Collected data
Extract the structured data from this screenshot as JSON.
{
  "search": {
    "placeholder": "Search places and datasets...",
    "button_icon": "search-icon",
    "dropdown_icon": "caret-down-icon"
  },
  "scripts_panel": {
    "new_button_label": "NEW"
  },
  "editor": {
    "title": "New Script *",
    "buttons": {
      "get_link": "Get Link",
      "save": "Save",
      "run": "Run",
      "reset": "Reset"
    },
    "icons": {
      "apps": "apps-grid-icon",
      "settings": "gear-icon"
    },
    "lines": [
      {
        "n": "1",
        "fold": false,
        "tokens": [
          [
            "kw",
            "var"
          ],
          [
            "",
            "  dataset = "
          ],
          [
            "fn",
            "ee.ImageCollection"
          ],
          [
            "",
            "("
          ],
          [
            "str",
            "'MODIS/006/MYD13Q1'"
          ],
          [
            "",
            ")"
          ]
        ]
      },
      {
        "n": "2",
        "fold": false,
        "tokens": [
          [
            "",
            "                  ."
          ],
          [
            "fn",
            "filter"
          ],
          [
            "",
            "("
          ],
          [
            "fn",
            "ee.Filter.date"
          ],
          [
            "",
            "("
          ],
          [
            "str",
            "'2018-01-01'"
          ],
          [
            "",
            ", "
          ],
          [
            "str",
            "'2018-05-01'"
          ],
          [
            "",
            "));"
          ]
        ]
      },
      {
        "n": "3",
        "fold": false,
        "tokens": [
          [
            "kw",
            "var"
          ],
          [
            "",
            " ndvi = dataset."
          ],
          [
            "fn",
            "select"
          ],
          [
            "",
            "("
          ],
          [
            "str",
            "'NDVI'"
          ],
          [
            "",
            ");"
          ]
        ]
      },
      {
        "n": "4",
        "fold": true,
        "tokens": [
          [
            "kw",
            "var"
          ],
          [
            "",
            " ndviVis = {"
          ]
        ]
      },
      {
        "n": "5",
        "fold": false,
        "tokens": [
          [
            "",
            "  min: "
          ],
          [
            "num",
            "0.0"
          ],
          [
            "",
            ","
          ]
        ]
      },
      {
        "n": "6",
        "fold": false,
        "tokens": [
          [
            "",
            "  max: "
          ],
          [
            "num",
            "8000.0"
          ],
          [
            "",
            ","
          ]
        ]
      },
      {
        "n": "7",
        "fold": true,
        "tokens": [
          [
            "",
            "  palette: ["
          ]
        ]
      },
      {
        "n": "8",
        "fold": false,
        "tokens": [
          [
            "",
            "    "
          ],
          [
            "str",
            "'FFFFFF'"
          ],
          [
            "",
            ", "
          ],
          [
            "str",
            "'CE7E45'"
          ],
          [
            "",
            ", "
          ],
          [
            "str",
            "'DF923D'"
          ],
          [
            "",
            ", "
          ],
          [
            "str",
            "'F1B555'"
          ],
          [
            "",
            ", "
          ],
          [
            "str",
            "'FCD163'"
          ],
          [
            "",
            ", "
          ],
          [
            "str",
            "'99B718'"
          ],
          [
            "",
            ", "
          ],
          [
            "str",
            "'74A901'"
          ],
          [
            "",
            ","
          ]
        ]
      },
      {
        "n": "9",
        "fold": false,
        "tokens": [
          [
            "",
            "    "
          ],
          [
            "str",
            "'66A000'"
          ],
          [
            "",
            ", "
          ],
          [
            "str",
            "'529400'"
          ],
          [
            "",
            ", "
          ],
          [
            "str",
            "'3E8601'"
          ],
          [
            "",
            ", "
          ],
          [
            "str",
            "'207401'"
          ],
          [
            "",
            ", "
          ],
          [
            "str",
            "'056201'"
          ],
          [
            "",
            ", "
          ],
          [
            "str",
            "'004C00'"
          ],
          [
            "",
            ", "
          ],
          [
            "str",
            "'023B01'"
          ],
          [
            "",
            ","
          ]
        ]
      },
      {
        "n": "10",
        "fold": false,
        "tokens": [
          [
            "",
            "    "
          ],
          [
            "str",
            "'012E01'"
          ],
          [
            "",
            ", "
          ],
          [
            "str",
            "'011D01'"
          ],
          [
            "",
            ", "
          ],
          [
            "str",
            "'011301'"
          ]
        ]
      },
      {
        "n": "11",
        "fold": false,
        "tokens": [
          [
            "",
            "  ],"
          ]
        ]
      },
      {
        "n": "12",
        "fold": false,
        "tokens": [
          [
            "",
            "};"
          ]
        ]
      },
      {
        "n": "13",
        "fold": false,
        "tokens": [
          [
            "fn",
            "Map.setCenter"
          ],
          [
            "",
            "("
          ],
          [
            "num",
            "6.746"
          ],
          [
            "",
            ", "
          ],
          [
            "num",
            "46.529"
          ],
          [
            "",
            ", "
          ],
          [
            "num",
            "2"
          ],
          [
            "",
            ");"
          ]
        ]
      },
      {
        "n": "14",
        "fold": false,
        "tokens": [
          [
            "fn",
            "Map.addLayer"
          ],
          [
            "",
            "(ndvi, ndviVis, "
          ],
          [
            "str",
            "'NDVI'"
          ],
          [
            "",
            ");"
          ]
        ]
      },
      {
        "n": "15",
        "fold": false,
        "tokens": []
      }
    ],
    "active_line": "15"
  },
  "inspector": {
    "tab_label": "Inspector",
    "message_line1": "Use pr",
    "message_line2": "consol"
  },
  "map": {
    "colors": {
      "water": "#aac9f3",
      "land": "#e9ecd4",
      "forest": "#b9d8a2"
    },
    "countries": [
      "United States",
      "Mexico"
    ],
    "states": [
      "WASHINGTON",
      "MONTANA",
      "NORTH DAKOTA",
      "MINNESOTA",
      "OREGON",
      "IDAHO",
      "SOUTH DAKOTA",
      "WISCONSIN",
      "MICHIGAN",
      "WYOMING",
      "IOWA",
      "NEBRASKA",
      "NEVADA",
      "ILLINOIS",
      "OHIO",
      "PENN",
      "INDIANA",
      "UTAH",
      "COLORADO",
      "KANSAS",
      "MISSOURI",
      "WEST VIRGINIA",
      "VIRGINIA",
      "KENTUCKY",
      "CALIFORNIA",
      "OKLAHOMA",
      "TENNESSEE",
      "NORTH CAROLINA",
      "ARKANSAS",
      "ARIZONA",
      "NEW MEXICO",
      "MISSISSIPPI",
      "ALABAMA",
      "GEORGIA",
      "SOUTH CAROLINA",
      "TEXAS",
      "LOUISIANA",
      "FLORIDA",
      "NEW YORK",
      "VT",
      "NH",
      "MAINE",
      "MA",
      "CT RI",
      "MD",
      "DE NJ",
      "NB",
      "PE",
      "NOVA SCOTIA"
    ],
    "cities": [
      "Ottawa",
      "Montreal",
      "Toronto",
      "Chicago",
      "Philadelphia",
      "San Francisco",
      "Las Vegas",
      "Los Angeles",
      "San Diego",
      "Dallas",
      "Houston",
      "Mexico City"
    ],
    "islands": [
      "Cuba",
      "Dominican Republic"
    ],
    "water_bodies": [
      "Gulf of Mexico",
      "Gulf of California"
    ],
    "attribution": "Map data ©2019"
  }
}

> Directions
Reproduce each record exactly as it appears.

> Result of the exercise
Extract the structured data from this screenshot as JSON.
{
  "search": {
    "placeholder": "Search places and datasets...",
    "button_icon": "search-icon",
    "dropdown_icon": "caret-down-icon"
  },
  "scripts_panel": {
    "new_button_label": "NEW"
  },
  "editor": {
    "title": "New Script *",
    "buttons": {
      "get_link": "Get Link",
      "save": "Save",
      "run": "Run",
      "reset": "Reset"
    },
    "icons": {
      "apps": "apps-grid-icon",
      "settings": "gear-icon"
    },
    "lines": [
      {
        "n": "1",
        "fold": false,
        "tokens": [
          [
            "kw",
            "var"
          ],
          [
            "",
            "  dataset = "
          ],
          [
            "fn",
            "ee.ImageCollection"
          ],
          [
            "",
            "("
          ],
          [
            "str",
            "'MODIS/006/MYD13Q1'"
          ],
          [
            "",
            ")"
          ]
        ]
      },
      {
        "n": "2",
        "fold": false,
        "tokens": [
          [
            "",
            "                  ."
          ],
          [
            "fn",
            "filter"
          ],
          [
            "",
            "("
          ],
          [
            "fn",
            "ee.Filter.date"
          ],
          [
            "",
            "("
          ],
          [
            "str",
            "'2018-01-01'"
          ],
          [
            "",
            ", "
          ],
          [
            "str",
            "'2018-05-01'"
          ],
          [
            "",
            "));"
          ]
        ]
      },
      {
        "n": "3",
        "fold": false,
        "tokens": [
          [
            "kw",
            "var"
          ],
          [
            "",
            " ndvi = dataset."
          ],
          [
            "fn",
            "select"
          ],
          [
            "",
            "("
          ],
          [
            "str",
            "'NDVI'"
          ],
          [
            "",
            ");"
          ]
        ]
      },
      {
        "n": "4",
        "fold": true,
        "tokens": [
          [
            "kw",
            "var"
          ],
          [
            "",
            " ndviVis = {"
          ]
        ]
      },
      {
        "n": "5",
        "fold": false,
        "tokens": [
          [
            "",
            "  min: "
          ],
          [
            "num",
            "0.0"
          ],
          [
            "",
            ","
          ]
        ]
      },
      {
        "n": "6",
        "fold": false,
        "tokens": [
          [
            "",
            "  max: "
          ],
          [
            "num",
            "8000.0"
          ],
          [
            "",
            ","
          ]
        ]
      },
      {
        "n": "7",
        "fold": true,
        "tokens": [
          [
            "",
            "  palette: ["
          ]
        ]
      },
      {
        "n": "8",
        "fold": false,
        "tokens": [
          [
            "",
            "    "
          ],
          [
            "str",
            "'FFFFFF'"
          ],
          [
            "",
            ", "
          ],
          [
            "str",
            "'CE7E45'"
          ],
          [
            "",
            ", "
          ],
          [
            "str",
            "'DF923D'"
          ],
          [
            "",
            ", "
          ],
          [
            "str",
            "'F1B555'"
          ],
          [
            "",
            ", "
          ],
          [
            "str",
            "'FCD163'"
          ],
          [
            "",
            ", "
          ],
          [
            "str",
            "'99B718'"
          ],
          [
            "",
            ", "
          ],
          [
            "str",
            "'74A901'"
          ],
          [
            "",
            ","
          ]
        ]
      },
      {
        "n": "9",
        "fold": false,
        "tokens": [
          [
            "",
            "    "
          ],
          [
            "str",
            "'66A000'"
          ],
          [
            "",
            ", "
          ],
          [
            "str",
            "'529400'"
          ],
          [
            "",
            ", "
          ],
          [
            "str",
            "'3E8601'"
          ],
          [
            "",
            ", "
          ],
          [
            "str",
            "'207401'"
          ],
          [
            "",
            ", "
          ],
          [
            "str",
            "'056201'"
          ],
          [
            "",
            ", "
          ],
          [
            "str",
            "'004C00'"
          ],
          [
            "",
            ", "
          ],
          [
            "str",
            "'023B01'"
          ],
          [
            "",
            ","
          ]
        ]
      },
      {
        "n": "10",
        "fold": false,
        "tokens": [
          [
            "",
            "    "
          ],
          [
            "str",
            "'012E01'"
          ],
          [
            "",
            ", "
          ],
          [
            "str",
            "'011D01'"
          ],
          [
            "",
            ", "
          ],
          [
            "str",
            "'011301'"
          ]
        ]
      },
      {
        "n": "11",
        "fold": false,
        "tokens": [
          [
            "",
            "  ],"
          ]
        ]
      },
      {
        "n": "12",
        "fold": false,
        "tokens": [
          [
            "",
            "};"
          ]
        ]
      },
      {
        "n": "13",
        "fold": false,
        "tokens": [
          [
            "fn",
            "Map.setCenter"
          ],
          [
            "",
            "("
          ],
          [
            "num",
            "6.746"
          ],
          [
            "",
            ", "
          ],
          [
            "num",
            "46.529"
          ],
          [
            "",
            ", "
          ],
          [
            "num",
            "2"
          ],
          [
            "",
            ");"
          ]
        ]
      },
      {
        "n": "14",
        "fold": false,
        "tokens": [
          [
            "fn",
            "Map.addLayer"
          ],
          [
            "",
            "(ndvi, ndviVis, "
          ],
          [
            "str",
            "'NDVI'"
          ],
          [
            "",
            ");"
          ]
        ]
      },
      {
        "n": "15",
        "fold": false,
        "tokens": []
      }
    ],
    "active_line": "15"
  },
  "inspector": {
    "tab_label": "Inspector",
    "message_line1": "Use pr",
    "message_line2": "consol"
  },
  "map": {
    "colors": {
      "water": "#aac9f3",
      "land": "#e9ecd4",
      "forest": "#b9d8a2"
    },
    "countries": [
      "United States",
      "Mexico"
    ],
    "states": [
      "WASHINGTON",
      "MONTANA",
      "NORTH DAKOTA",
      "MINNESOTA",
      "OREGON",
      "IDAHO",
      "SOUTH DAKOTA",
      "WISCONSIN",
      "MICHIGAN",
      "WYOMING",
      "IOWA",
      "NEBRASKA",
      "NEVADA",
      "ILLINOIS",
      "OHIO",
      "PENN",
      "INDIANA",
      "UTAH",
      "COLORADO",
      "KANSAS",
      "MISSOURI",
      "WEST VIRGINIA",
      "VIRGINIA",
      "KENTUCKY",
      "CALIFORNIA",
      "OKLAHOMA",
      "TENNESSEE",
      "NORTH CAROLINA",
      "ARKANSAS",
      "ARIZONA",
      "NEW MEXICO",
      "MISSISSIPPI",
      "ALABAMA",
      "GEORGIA",
      "SOUTH CAROLINA",
      "TEXAS",
      "LOUISIANA",
      "FLORIDA",
      "NEW YORK",
      "VT",
      "NH",
      "MAINE",
      "MA",
      "CT RI",
      "MD",
      "DE NJ",
      "NB",
      "PE",
      "NOVA SCOTIA"
    ],
    "cities": [
      "Ottawa",
      "Montreal",
      "Toronto",
      "Chicago",
      "Philadelphia",
      "San Francisco",
      "Las Vegas",
      "Los Angeles",
      "San Diego",
      "Dallas",
      "Houston",
      "Mexico City"
    ],
    "islands": [
      "Cuba",
      "Dominican Republic"
    ],
    "water_bodies": [
      "Gulf of Mexico",
      "Gulf of California"
    ],
    "attribution": "Map data ©2019"
  }
}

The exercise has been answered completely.